--- begin ---
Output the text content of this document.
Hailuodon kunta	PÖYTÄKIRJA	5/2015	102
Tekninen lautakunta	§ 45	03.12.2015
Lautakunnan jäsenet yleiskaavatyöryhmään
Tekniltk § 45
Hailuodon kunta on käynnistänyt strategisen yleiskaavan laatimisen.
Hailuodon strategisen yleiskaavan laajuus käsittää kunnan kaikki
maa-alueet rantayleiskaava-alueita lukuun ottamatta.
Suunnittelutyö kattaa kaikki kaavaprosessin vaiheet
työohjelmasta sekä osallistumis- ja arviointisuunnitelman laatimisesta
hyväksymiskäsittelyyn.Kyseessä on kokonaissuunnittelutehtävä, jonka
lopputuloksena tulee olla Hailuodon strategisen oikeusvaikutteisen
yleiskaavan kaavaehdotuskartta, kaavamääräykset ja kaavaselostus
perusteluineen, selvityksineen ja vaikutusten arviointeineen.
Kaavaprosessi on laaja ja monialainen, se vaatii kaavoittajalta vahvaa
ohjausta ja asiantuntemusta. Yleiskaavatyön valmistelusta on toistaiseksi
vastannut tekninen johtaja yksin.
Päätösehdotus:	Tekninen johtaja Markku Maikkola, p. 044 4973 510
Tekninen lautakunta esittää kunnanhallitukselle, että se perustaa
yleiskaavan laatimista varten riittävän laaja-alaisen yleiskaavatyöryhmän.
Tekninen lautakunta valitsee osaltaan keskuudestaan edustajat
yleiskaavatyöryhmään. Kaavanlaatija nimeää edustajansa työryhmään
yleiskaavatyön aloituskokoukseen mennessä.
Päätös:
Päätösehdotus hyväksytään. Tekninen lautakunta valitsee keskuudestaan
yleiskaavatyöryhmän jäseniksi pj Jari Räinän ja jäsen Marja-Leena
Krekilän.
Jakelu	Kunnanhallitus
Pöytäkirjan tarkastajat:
--- end ---
> **EXERCISE DETAILS**
Once more, set down the full listing, verbatim.

> **RESULT OF THE EXERCISE**
Output the text content of this document.
Hailuodon kunta	PÖYTÄKIRJA	5/2015	102
Tekninen lautakunta	§ 45	03.12.2015
Lautakunnan jäsenet yleiskaavatyöryhmään
Tekniltk § 45
Hailuodon kunta on käynnistänyt strategisen yleiskaavan laatimisen.
Hailuodon strategisen yleiskaavan laajuus käsittää kunnan kaikki
maa-alueet rantayleiskaava-alueita lukuun ottamatta.
Suunnittelutyö kattaa kaikki kaavaprosessin vaiheet
työohjelmasta sekä osallistumis- ja arviointisuunnitelman laatimisesta
hyväksymiskäsittelyyn.Kyseessä on kokonaissuunnittelutehtävä, jonka
lopputuloksena tulee olla Hailuodon strategisen oikeusvaikutteisen
yleiskaavan kaavaehdotuskartta, kaavamääräykset ja kaavaselostus
perusteluineen, selvityksineen ja vaikutusten arviointeineen.
Kaavaprosessi on laaja ja monialainen, se vaatii kaavoittajalta vahvaa
ohjausta ja asiantuntemusta. Yleiskaavatyön valmistelusta on toistaiseksi
vastannut tekninen johtaja yksin.
Päätösehdotus:	Tekninen johtaja Markku Maikkola, p. 044 4973 510
Tekninen lautakunta esittää kunnanhallitukselle, että se perustaa
yleiskaavan laatimista varten riittävän laaja-alaisen yleiskaavatyöryhmän.
Tekninen lautakunta valitsee osaltaan keskuudestaan edustajat
yleiskaavatyöryhmään. Kaavanlaatija nimeää edustajansa työryhmään
yleiskaavatyön aloituskokoukseen mennessä.
Päätös:
Päätösehdotus hyväksytään. Tekninen lautakunta valitsee keskuudestaan
yleiskaavatyöryhmän jäseniksi pj Jari Räinän ja jäsen Marja-Leena
Krekilän.
Jakelu	Kunnanhallitus
Pöytäkirjan tarkastajat:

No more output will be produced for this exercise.